[start SUPPLIED RECORDS]
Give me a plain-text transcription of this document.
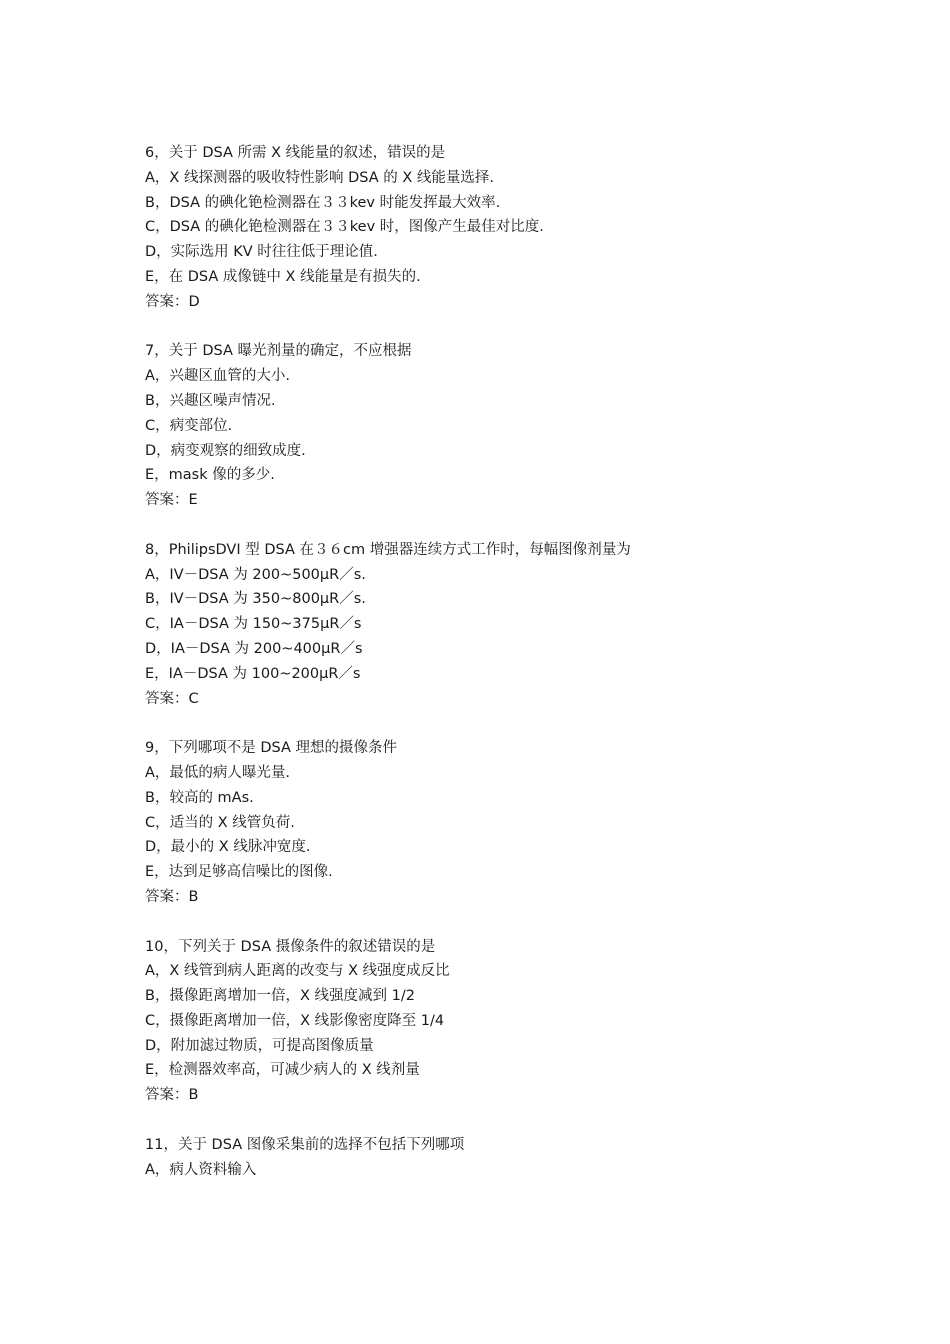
6，关于 DSA 所需 X 线能量的叙述，错误的是
A，X 线探测器的吸收特性影响 DSA 的 X 线能量选择.
B，DSA 的碘化铯检测器在３３kev 时能发挥最大效率.
C，DSA 的碘化铯检测器在３３kev 时，图像产生最佳对比度.
D，实际选用 KV 时往往低于理论值.
E，在 DSA 成像链中 X 线能量是有损失的.
答案：D
7，关于 DSA 曝光剂量的确定，不应根据
A，兴趣区血管的大小.
B，兴趣区噪声情况.
C，病变部位.
D，病变观察的细致成度.
E，mask 像的多少.
答案：E
8，PhilipsDVI 型 DSA 在３６cm 增强器连续方式工作时，每幅图像剂量为
A，IV－DSA 为 200~500μR／s.
B，IV－DSA 为 350~800μR／s.
C，IA－DSA 为 150~375μR／s
D，IA－DSA 为 200~400μR／s
E，IA－DSA 为 100~200μR／s
答案：C
9，下列哪项不是 DSA 理想的摄像条件
A，最低的病人曝光量.
B，较高的 mAs.
C，适当的 X 线管负荷.
D，最小的 X 线脉冲宽度.
E，达到足够高信噪比的图像.
答案：B
10，下列关于 DSA 摄像条件的叙述错误的是
A，X 线管到病人距离的改变与 X 线强度成反比
B，摄像距离增加一倍，X 线强度减到 1/2
C，摄像距离增加一倍，X 线影像密度降至 1/4
D，附加滤过物质，可提高图像质量
E，检测器效率高，可减少病人的 X 线剂量
答案：B
11，关于 DSA 图像采集前的选择不包括下列哪项
A，病人资料输入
[end SUPPLIED RECORDS]
• **SHORT EXERCISE**
What comes back should match the records exactly, minus any pictures.

• **ANSWER FOR THIS EXERCISE**
Give me a plain-text transcription of this document.
6，关于 DSA 所需 X 线能量的叙述，错误的是
A，X 线探测器的吸收特性影响 DSA 的 X 线能量选择.
B，DSA 的碘化铯检测器在３３kev 时能发挥最大效率.
C，DSA 的碘化铯检测器在３３kev 时，图像产生最佳对比度.
D，实际选用 KV 时往往低于理论值.
E，在 DSA 成像链中 X 线能量是有损失的.
答案：D
7，关于 DSA 曝光剂量的确定，不应根据
A，兴趣区血管的大小.
B，兴趣区噪声情况.
C，病变部位.
D，病变观察的细致成度.
E，mask 像的多少.
答案：E
8，PhilipsDVI 型 DSA 在３６cm 增强器连续方式工作时，每幅图像剂量为
A，IV－DSA 为 200~500μR／s.
B，IV－DSA 为 350~800μR／s.
C，IA－DSA 为 150~375μR／s
D，IA－DSA 为 200~400μR／s
E，IA－DSA 为 100~200μR／s
答案：C
9，下列哪项不是 DSA 理想的摄像条件
A，最低的病人曝光量.
B，较高的 mAs.
C，适当的 X 线管负荷.
D，最小的 X 线脉冲宽度.
E，达到足够高信噪比的图像.
答案：B
10，下列关于 DSA 摄像条件的叙述错误的是
A，X 线管到病人距离的改变与 X 线强度成反比
B，摄像距离增加一倍，X 线强度减到 1/2
C，摄像距离增加一倍，X 线影像密度降至 1/4
D，附加滤过物质，可提高图像质量
E，检测器效率高，可减少病人的 X 线剂量
答案：B
11，关于 DSA 图像采集前的选择不包括下列哪项
A，病人资料输入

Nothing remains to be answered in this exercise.